(Item position entries)
-*-

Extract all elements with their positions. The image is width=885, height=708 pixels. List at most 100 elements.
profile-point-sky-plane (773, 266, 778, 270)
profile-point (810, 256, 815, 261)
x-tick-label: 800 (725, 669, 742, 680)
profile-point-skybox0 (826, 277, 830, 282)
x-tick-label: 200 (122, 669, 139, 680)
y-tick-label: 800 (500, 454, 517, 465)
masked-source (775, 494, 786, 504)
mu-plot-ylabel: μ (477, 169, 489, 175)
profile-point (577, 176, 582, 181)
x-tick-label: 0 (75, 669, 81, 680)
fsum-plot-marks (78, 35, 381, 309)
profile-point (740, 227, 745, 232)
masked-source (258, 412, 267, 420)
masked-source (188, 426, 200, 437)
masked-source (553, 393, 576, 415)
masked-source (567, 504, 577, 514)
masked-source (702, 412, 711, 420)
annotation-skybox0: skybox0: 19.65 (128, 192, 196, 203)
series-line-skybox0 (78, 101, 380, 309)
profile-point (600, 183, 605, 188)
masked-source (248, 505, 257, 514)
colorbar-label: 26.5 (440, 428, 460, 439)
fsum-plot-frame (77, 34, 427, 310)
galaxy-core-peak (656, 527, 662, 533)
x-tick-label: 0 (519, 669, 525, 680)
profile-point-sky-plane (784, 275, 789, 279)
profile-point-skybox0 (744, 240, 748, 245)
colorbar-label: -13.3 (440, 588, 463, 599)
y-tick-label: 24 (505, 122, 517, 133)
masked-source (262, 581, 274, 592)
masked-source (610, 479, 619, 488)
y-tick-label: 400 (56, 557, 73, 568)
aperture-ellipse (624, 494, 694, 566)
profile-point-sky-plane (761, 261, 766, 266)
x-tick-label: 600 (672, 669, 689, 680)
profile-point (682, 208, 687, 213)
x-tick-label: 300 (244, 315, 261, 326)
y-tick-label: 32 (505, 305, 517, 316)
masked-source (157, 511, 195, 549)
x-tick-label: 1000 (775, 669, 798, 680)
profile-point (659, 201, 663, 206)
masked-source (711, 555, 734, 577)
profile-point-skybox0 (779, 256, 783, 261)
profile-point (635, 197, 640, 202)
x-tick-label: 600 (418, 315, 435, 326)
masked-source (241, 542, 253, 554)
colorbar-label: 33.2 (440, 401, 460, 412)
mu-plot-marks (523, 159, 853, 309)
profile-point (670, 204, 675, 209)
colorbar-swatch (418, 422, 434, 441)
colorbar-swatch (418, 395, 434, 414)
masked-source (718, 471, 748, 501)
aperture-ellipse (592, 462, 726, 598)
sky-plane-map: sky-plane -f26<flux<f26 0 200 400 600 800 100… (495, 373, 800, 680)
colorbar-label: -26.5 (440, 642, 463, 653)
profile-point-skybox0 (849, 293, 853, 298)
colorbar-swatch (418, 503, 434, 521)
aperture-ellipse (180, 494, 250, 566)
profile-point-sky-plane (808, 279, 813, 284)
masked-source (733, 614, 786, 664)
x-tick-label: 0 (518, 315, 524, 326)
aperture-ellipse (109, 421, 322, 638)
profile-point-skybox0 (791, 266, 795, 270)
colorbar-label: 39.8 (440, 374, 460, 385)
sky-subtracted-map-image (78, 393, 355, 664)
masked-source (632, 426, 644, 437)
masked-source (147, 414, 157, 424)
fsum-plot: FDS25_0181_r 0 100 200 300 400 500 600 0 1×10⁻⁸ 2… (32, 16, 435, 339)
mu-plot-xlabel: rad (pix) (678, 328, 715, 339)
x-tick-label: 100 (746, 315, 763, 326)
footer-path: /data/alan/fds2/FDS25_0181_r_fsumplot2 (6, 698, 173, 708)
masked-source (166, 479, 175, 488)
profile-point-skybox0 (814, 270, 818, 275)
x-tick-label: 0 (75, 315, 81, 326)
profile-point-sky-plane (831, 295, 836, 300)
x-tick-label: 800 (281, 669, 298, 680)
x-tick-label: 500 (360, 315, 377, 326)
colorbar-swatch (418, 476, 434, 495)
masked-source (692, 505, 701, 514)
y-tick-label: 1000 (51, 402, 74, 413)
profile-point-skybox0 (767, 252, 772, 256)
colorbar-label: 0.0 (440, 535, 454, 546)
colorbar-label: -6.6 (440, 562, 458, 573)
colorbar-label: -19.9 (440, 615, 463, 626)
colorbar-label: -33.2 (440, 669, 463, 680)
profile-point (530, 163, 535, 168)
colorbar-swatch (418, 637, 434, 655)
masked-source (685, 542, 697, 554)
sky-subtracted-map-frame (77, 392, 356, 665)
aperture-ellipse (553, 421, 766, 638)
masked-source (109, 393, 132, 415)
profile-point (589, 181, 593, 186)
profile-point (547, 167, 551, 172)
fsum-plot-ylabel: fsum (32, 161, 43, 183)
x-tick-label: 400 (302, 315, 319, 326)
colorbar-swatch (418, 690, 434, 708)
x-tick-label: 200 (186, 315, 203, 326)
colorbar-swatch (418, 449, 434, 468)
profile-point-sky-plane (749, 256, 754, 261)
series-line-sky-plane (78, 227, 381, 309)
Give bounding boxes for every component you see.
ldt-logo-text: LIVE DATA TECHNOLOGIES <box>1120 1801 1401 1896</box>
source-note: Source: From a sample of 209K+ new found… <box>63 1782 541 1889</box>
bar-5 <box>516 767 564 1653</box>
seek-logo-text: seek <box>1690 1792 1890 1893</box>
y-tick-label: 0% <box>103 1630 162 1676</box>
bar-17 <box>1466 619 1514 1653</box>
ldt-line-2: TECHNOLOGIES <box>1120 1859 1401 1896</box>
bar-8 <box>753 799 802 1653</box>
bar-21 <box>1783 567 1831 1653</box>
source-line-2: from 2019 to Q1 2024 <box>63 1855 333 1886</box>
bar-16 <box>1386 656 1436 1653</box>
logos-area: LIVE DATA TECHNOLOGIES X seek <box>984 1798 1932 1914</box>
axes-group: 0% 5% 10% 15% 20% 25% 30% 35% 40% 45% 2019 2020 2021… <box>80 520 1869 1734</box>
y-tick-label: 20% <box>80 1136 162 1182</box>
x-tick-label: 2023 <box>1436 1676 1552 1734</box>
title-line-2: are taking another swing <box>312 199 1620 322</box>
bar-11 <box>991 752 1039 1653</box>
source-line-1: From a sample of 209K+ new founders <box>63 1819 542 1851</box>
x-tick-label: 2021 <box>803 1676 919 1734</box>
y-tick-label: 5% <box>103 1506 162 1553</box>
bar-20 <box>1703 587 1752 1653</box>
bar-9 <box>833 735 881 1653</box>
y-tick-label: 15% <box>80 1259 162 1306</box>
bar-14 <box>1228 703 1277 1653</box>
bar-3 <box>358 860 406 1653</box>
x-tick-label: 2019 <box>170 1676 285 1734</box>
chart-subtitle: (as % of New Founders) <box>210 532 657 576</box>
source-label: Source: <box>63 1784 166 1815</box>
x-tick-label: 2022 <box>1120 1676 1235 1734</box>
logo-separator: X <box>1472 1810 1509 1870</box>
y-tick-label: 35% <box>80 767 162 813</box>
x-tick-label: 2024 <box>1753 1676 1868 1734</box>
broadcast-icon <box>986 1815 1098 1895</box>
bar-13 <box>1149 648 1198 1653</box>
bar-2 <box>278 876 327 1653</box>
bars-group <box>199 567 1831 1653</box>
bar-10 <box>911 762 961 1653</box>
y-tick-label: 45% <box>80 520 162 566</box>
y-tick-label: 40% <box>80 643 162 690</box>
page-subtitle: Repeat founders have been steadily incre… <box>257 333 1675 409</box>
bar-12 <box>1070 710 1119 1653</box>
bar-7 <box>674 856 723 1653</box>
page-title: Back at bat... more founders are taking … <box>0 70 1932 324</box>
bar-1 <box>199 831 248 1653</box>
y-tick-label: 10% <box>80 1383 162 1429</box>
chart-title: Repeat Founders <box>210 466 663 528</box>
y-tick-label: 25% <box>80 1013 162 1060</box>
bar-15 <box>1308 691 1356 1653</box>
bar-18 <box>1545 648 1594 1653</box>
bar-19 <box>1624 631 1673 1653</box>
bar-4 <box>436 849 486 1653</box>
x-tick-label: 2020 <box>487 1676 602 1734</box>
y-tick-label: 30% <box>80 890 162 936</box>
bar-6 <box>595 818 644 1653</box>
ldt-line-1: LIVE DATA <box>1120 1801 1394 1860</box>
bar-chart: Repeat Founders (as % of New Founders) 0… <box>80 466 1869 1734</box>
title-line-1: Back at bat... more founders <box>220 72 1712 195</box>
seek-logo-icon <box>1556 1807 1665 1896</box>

-*-

## What is being asked
Write out the material from its first line through the line containing "mu-plot-marks (523, 159, 853, 309)", both included, with each line unchanged.

## Result for this exercise
Extract all elements with their positions. The image is width=885, height=708 pixels. List at most 100 elements.
profile-point-sky-plane (773, 266, 778, 270)
profile-point (810, 256, 815, 261)
x-tick-label: 800 (725, 669, 742, 680)
profile-point-skybox0 (826, 277, 830, 282)
x-tick-label: 200 (122, 669, 139, 680)
y-tick-label: 800 (500, 454, 517, 465)
masked-source (775, 494, 786, 504)
mu-plot-ylabel: μ (477, 169, 489, 175)
profile-point (577, 176, 582, 181)
x-tick-label: 0 (75, 669, 81, 680)
fsum-plot-marks (78, 35, 381, 309)
profile-point (740, 227, 745, 232)
masked-source (258, 412, 267, 420)
masked-source (188, 426, 200, 437)
masked-source (553, 393, 576, 415)
masked-source (567, 504, 577, 514)
masked-source (702, 412, 711, 420)
annotation-skybox0: skybox0: 19.65 (128, 192, 196, 203)
series-line-skybox0 (78, 101, 380, 309)
profile-point (600, 183, 605, 188)
masked-source (248, 505, 257, 514)
colorbar-label: 26.5 (440, 428, 460, 439)
fsum-plot-frame (77, 34, 427, 310)
galaxy-core-peak (656, 527, 662, 533)
x-tick-label: 0 (519, 669, 525, 680)
profile-point-sky-plane (784, 275, 789, 279)
profile-point-skybox0 (744, 240, 748, 245)
colorbar-label: -13.3 (440, 588, 463, 599)
y-tick-label: 24 (505, 122, 517, 133)
masked-source (262, 581, 274, 592)
masked-source (610, 479, 619, 488)
y-tick-label: 400 (56, 557, 73, 568)
aperture-ellipse (624, 494, 694, 566)
profile-point-sky-plane (761, 261, 766, 266)
x-tick-label: 600 (672, 669, 689, 680)
profile-point (682, 208, 687, 213)
x-tick-label: 300 (244, 315, 261, 326)
y-tick-label: 32 (505, 305, 517, 316)
masked-source (157, 511, 195, 549)
x-tick-label: 1000 (775, 669, 798, 680)
profile-point (659, 201, 663, 206)
masked-source (711, 555, 734, 577)
profile-point-skybox0 (779, 256, 783, 261)
profile-point (635, 197, 640, 202)
x-tick-label: 600 (418, 315, 435, 326)
masked-source (241, 542, 253, 554)
colorbar-label: 33.2 (440, 401, 460, 412)
mu-plot-marks (523, 159, 853, 309)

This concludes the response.